### Exercise aim
Set down, exactly as written, the lines from the line holding "Give me the" to the end of the data, inclusive, skipping any pictures.

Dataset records
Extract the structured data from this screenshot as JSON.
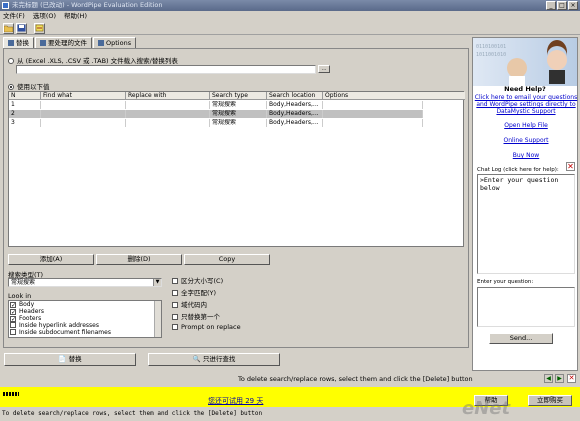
{
  "window": {
    "title": "未完标题 (已改动) - WordPipe Evaluation Edition"
  },
  "menu": [
    "文件(F)",
    "选项(O)",
    "帮助(H)"
  ],
  "tabs": [
    {
      "label": "替换",
      "active": true
    },
    {
      "label": "要处理的文件",
      "active": false
    },
    {
      "label": "Options",
      "active": false
    }
  ],
  "source": {
    "from_file_label": "从 (Excel .XLS, .CSV 或 .TAB) 文件载入搜索/替换列表",
    "browse_label": "...",
    "use_below_label": "使用以下值"
  },
  "grid": {
    "headers": [
      "N",
      "Find what",
      "Replace with",
      "Search type",
      "Search location",
      "Options"
    ],
    "rows": [
      {
        "n": "1",
        "find": "",
        "replace": "",
        "type": "常规搜索",
        "location": "Body,Headers,...",
        "options": "",
        "selected": false
      },
      {
        "n": "2",
        "find": "",
        "replace": "",
        "type": "常规搜索",
        "location": "Body,Headers,...",
        "options": "",
        "selected": true
      },
      {
        "n": "3",
        "find": "",
        "replace": "",
        "type": "常规搜索",
        "location": "Body,Headers,...",
        "options": "",
        "selected": false
      }
    ]
  },
  "grid_buttons": {
    "add": "添加(A)",
    "delete": "删除(D)",
    "copy": "Copy"
  },
  "search_type": {
    "label": "搜索类型(T)",
    "value": "常规搜索"
  },
  "look_in": {
    "label": "Look in",
    "items": [
      {
        "label": "Body",
        "checked": true
      },
      {
        "label": "Headers",
        "checked": true
      },
      {
        "label": "Footers",
        "checked": true
      },
      {
        "label": "Inside hyperlink addresses",
        "checked": false
      },
      {
        "label": "Inside subdocument filenames",
        "checked": false
      }
    ]
  },
  "options": [
    {
      "label": "区分大小写(C)",
      "checked": false
    },
    {
      "label": "全字匹配(Y)",
      "checked": false
    },
    {
      "label": "域代码内",
      "checked": false
    },
    {
      "label": "只替换第一个",
      "checked": false
    },
    {
      "label": "Prompt on replace",
      "checked": false
    }
  ],
  "actions": {
    "replace": "替换",
    "find_only": "只进行查找"
  },
  "help": {
    "title": "Need Help?",
    "email_link": "Click here to email your questions and WordPipe settings directly to DataMystic Support",
    "help_file": "Open Help File",
    "online_support": "Online Support",
    "buy_now": "Buy Now",
    "chat_label": "Chat Log (click here for help):",
    "chat_text": ">Enter your question below",
    "question_label": "Enter your question:",
    "send": "Send..."
  },
  "status": {
    "hint": "To delete search/replace rows, select them and click the [Delete] button"
  },
  "trial": {
    "text": "您还可试用 29 天",
    "help": "帮助",
    "buy": "立即购买"
  },
  "bottom": {
    "text": "To delete search/replace rows, select them and click the [Delete] button"
  },
  "watermark": "eNet"
}
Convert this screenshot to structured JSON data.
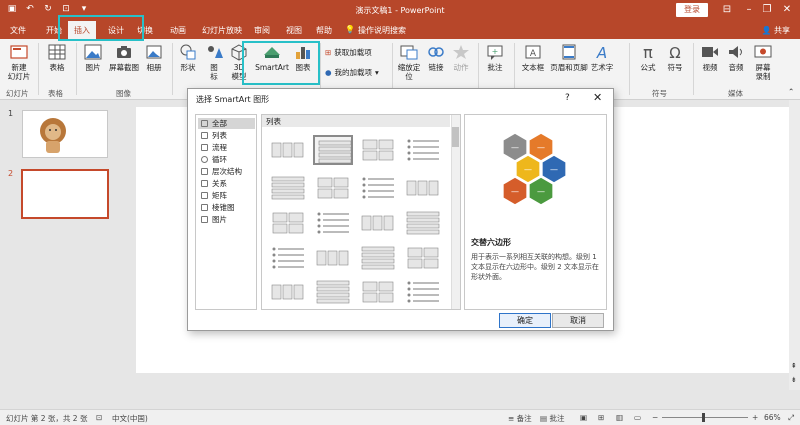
{
  "app": {
    "title": "演示文稿1 - PowerPoint",
    "login": "登录",
    "share": "共享"
  },
  "tabs": [
    "文件",
    "开始",
    "插入",
    "设计",
    "切换",
    "动画",
    "幻灯片放映",
    "审阅",
    "视图",
    "帮助",
    "操作说明搜索"
  ],
  "ribbon": {
    "new_slide": "新建\n幻灯片",
    "table": "表格",
    "pictures": "图片",
    "screenshot": "屏幕截图",
    "album": "相册",
    "shapes": "形状",
    "icons": "图\n标",
    "models_3d": "3D\n模型",
    "smartart": "SmartArt",
    "chart": "图表",
    "get_addins": "获取加载项",
    "my_addins": "我的加载项",
    "zoom": "缩放定\n位",
    "link": "链接",
    "action": "动作",
    "comment": "批注",
    "textbox": "文本框",
    "header_footer": "页眉和页脚",
    "wordart": "艺术字",
    "equation": "公式",
    "symbol": "符号",
    "video": "视频",
    "audio": "音频",
    "screen_record": "屏幕\n录制",
    "groups": {
      "slides": "幻灯片",
      "tables": "表格",
      "images": "图像",
      "symbols": "符号",
      "media": "媒体"
    }
  },
  "slides": [
    {
      "number": "1"
    },
    {
      "number": "2"
    }
  ],
  "dialog": {
    "title": "选择 SmartArt 图形",
    "help": "?",
    "close": "✕",
    "categories": [
      "全部",
      "列表",
      "流程",
      "循环",
      "层次结构",
      "关系",
      "矩阵",
      "棱锥图",
      "图片"
    ],
    "selected_category": "全部",
    "grid_header": "列表",
    "preview_title": "交替六边形",
    "preview_desc": "用于表示一系列相互关联的构想。级别 1 文本显示在六边形中。级别 2 文本显示在形状外面。",
    "ok": "确定",
    "cancel": "取消",
    "hex_colors": [
      "#8c8c8c",
      "#e57a2a",
      "#eeb71c",
      "#2f69b3",
      "#d55d2a",
      "#4b9a3f"
    ],
    "hex_label": "—"
  },
  "status": {
    "slide_info": "幻灯片 第 2 张，共 2 张",
    "language": "中文(中国)",
    "notes": "备注",
    "comments": "批注",
    "zoom": "66%"
  },
  "colors": {
    "accent": "#b7472a",
    "highlight": "#28c0c8"
  }
}
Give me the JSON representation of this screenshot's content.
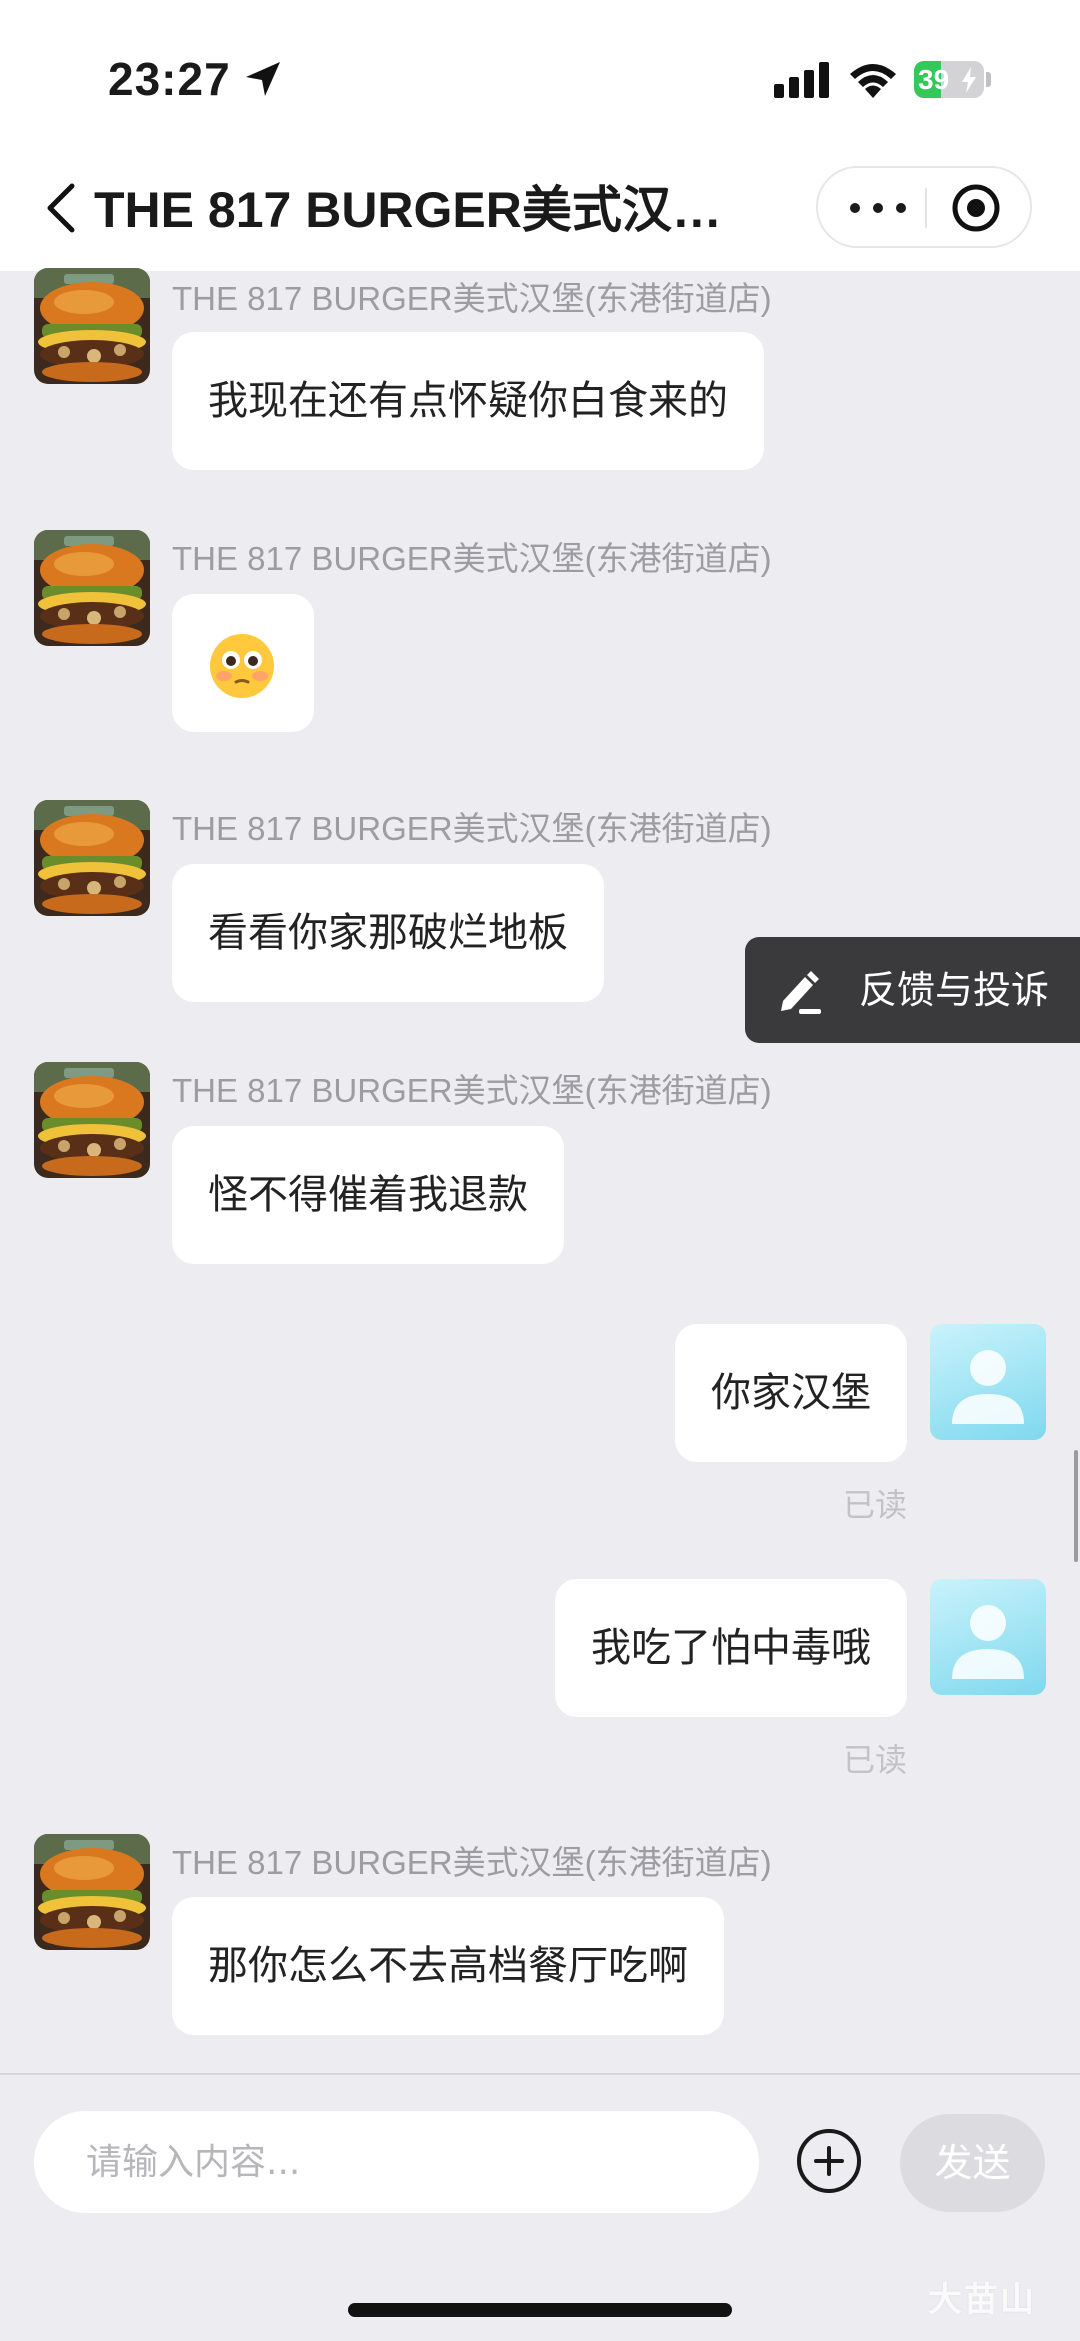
{
  "status_bar": {
    "time": "23:27",
    "battery": "39"
  },
  "nav": {
    "title": "THE 817 BURGER美式汉…"
  },
  "shop_name": "THE 817 BURGER美式汉堡(东港街道店)",
  "messages": [
    {
      "text": "我现在还有点怀疑你白食来的"
    },
    {
      "emoji": "flushed-face-icon"
    },
    {
      "text": "看看你家那破烂地板"
    },
    {
      "text": "怪不得催着我退款"
    },
    {
      "text": "你家汉堡",
      "read": "已读"
    },
    {
      "text": "我吃了怕中毒哦",
      "read": "已读"
    },
    {
      "text": "那你怎么不去高档餐厅吃啊"
    }
  ],
  "feedback": {
    "label": "反馈与投诉"
  },
  "composer": {
    "placeholder": "请输入内容...",
    "send_label": "发送"
  },
  "watermark": "大苗山",
  "colors": {
    "battery_green": "#34c759",
    "feedback_bg": "#3a3a3c",
    "user_avatar": "#8fdcf0"
  }
}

### The result
Give me the JSON representation of this screenshot's content.
{
  "status_bar": {
    "time": "23:27",
    "battery": "39"
  },
  "nav": {
    "title": "THE 817 BURGER美式汉…"
  },
  "shop_name": "THE 817 BURGER美式汉堡(东港街道店)",
  "messages": [
    {
      "text": "我现在还有点怀疑你白食来的"
    },
    {
      "emoji": "flushed-face-icon"
    },
    {
      "text": "看看你家那破烂地板"
    },
    {
      "text": "怪不得催着我退款"
    },
    {
      "text": "你家汉堡",
      "read": "已读"
    },
    {
      "text": "我吃了怕中毒哦",
      "read": "已读"
    },
    {
      "text": "那你怎么不去高档餐厅吃啊"
    }
  ],
  "feedback": {
    "label": "反馈与投诉"
  },
  "composer": {
    "placeholder": "请输入内容...",
    "send_label": "发送"
  },
  "watermark": "大苗山",
  "colors": {
    "battery_green": "#34c759",
    "feedback_bg": "#3a3a3c",
    "user_avatar": "#8fdcf0"
  }
}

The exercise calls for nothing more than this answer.